Each line that holds the word "editor" is to be identified and copied.

(Records contained in a dataset)
┌──

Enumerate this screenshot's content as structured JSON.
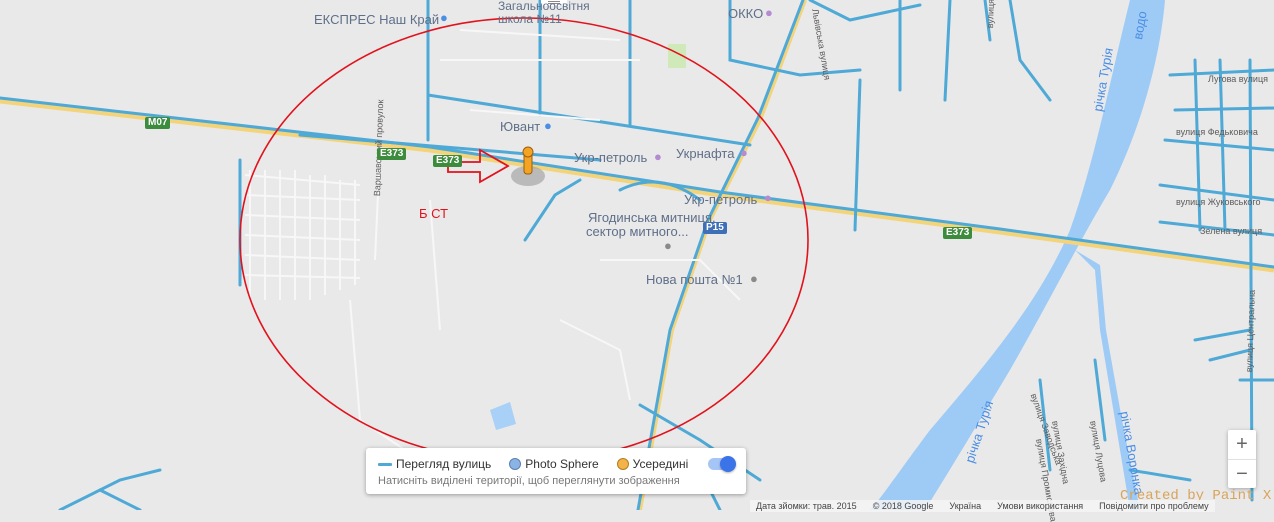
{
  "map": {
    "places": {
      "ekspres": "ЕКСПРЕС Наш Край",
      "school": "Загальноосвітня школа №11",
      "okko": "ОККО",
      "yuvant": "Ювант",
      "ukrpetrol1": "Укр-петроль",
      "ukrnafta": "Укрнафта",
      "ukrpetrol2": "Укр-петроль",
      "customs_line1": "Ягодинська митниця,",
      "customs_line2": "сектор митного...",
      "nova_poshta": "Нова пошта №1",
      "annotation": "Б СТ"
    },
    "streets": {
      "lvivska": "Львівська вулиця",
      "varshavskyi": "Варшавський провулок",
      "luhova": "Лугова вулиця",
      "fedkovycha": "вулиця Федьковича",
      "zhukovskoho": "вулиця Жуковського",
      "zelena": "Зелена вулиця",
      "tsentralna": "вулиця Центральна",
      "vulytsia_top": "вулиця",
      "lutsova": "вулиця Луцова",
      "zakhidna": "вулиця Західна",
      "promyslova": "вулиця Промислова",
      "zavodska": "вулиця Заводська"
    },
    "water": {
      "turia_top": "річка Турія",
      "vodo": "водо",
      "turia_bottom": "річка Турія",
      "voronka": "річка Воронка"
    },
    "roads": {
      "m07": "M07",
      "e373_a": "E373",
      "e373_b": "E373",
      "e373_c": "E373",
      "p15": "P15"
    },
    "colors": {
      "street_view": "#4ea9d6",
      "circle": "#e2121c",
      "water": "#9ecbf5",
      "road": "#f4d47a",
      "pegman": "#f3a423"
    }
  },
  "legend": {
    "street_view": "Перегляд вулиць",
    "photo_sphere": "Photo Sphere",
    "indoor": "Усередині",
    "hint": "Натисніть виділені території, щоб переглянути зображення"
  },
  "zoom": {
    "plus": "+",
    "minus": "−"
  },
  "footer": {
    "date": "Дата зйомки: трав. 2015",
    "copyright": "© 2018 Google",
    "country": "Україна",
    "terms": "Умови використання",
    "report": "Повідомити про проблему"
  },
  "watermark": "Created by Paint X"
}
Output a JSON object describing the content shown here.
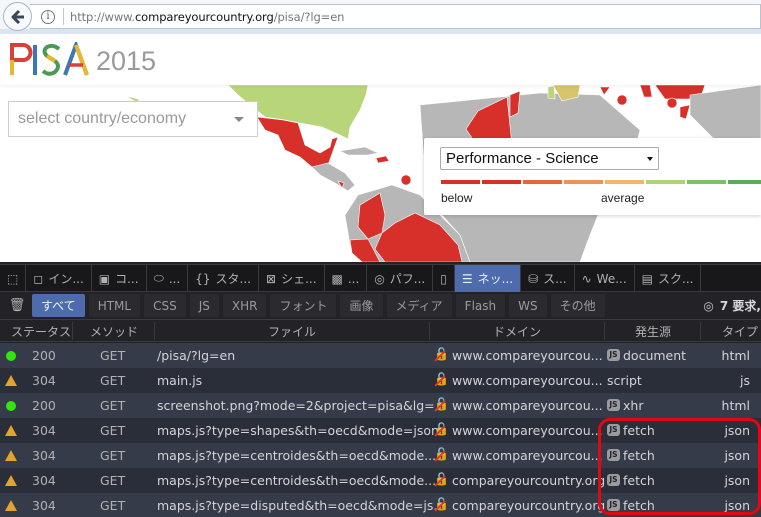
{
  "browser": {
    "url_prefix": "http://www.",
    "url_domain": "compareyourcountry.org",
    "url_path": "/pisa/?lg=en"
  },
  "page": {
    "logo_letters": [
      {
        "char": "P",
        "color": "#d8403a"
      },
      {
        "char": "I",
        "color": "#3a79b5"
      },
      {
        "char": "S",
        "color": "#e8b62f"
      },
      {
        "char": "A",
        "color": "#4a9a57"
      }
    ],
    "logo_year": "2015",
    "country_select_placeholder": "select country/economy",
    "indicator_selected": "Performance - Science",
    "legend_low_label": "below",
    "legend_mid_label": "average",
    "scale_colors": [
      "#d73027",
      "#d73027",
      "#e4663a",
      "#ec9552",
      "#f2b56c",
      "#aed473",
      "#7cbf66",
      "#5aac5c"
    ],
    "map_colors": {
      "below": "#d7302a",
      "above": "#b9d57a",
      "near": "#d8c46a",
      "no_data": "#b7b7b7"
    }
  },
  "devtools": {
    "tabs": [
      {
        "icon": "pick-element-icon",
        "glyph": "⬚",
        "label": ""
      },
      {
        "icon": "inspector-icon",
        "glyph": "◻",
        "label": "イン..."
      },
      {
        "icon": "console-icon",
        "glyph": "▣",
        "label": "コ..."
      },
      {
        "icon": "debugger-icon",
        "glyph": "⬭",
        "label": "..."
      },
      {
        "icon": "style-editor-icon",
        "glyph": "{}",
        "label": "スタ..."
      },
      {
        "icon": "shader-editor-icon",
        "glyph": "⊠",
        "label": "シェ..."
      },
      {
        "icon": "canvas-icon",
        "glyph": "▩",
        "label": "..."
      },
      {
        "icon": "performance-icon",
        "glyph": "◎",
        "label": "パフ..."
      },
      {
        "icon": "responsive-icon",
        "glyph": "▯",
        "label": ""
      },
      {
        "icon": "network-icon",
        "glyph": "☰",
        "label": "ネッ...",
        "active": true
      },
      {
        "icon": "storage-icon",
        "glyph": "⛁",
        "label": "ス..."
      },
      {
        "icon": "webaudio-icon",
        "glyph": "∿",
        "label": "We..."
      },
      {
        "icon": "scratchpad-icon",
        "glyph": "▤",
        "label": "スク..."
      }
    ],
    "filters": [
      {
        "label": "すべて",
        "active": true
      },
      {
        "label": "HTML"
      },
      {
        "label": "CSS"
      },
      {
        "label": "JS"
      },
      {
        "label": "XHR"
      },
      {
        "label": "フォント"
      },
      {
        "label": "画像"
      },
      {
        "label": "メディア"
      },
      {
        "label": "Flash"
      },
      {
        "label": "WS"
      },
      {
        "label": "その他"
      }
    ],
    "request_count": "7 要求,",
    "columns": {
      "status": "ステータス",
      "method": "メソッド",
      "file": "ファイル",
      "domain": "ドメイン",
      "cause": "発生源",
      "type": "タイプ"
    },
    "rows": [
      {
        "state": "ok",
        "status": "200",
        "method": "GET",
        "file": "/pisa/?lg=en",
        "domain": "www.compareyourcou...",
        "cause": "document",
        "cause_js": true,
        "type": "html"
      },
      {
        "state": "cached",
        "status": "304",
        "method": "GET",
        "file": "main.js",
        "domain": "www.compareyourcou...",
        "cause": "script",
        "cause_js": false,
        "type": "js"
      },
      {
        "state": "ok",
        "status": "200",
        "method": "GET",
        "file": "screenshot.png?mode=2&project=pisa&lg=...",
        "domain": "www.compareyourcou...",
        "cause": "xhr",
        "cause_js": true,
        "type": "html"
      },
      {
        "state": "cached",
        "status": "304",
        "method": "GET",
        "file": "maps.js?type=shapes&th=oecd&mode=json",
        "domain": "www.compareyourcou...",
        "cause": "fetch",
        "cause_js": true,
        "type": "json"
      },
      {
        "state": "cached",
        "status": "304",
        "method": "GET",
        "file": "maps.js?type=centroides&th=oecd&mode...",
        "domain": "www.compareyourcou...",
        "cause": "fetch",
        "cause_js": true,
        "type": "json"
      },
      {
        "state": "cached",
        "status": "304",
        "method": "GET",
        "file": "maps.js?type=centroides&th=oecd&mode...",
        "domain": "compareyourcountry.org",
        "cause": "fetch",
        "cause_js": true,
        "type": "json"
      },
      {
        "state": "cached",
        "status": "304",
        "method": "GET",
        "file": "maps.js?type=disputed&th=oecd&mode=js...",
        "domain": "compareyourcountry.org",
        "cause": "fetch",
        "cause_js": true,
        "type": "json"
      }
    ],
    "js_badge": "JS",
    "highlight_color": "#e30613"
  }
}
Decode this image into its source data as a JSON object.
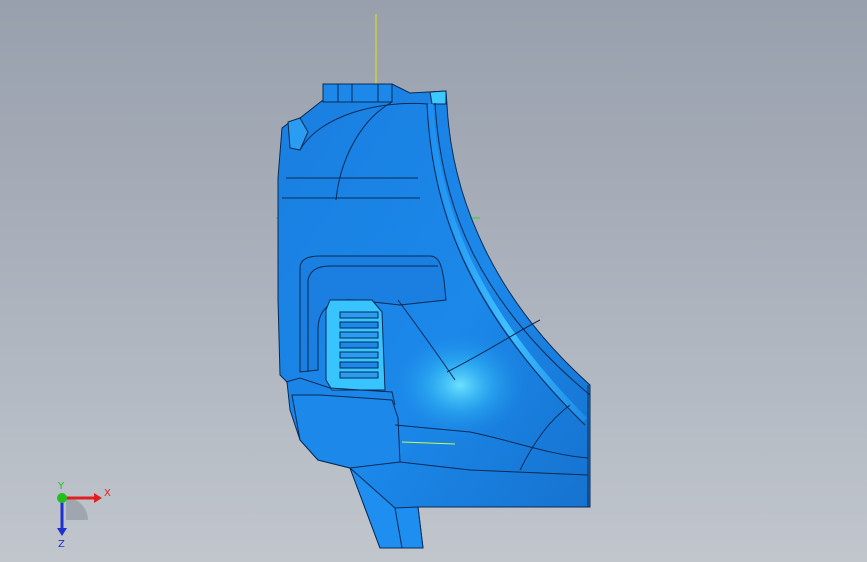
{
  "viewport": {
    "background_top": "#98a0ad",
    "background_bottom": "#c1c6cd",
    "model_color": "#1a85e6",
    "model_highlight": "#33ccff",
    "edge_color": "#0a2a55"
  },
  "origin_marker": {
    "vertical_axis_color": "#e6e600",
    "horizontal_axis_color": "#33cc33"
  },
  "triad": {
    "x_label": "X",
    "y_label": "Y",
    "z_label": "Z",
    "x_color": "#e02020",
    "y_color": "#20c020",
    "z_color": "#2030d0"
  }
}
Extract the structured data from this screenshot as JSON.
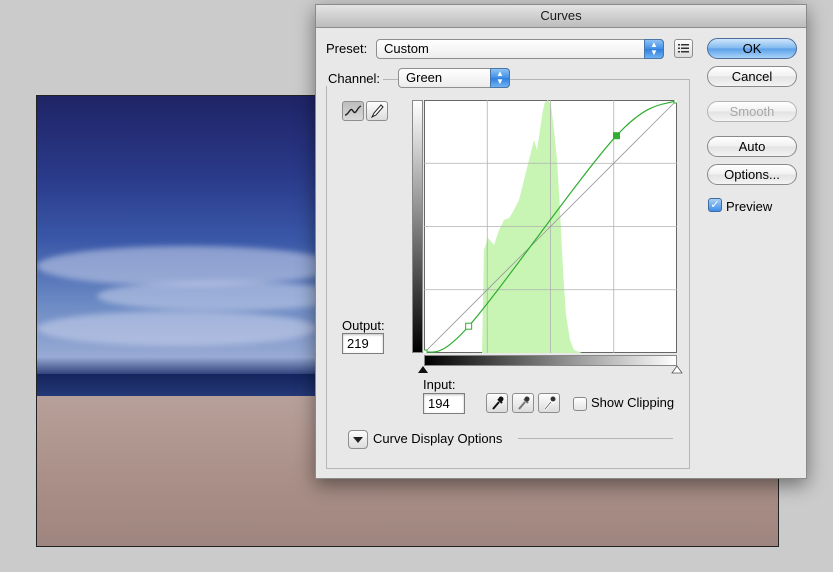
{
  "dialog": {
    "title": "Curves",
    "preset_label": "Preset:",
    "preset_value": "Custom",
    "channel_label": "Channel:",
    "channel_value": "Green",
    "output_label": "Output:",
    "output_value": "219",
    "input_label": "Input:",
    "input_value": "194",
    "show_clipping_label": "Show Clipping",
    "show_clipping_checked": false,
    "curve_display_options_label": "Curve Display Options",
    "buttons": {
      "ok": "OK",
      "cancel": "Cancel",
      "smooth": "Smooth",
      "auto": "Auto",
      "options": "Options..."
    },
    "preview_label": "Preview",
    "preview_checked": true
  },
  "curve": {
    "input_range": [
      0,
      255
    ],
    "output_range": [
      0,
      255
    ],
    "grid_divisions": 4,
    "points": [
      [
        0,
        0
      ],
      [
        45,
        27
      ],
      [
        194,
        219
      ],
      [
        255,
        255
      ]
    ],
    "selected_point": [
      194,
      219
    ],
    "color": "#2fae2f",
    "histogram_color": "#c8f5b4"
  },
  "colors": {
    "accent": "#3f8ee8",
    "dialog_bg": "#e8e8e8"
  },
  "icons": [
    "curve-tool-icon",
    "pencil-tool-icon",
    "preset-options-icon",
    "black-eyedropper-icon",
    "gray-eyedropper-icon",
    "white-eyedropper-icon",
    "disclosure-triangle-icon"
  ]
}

└──

- Exercise answer
        "icon": "style-editor-icon",
        "icon": "shader-editor-icon",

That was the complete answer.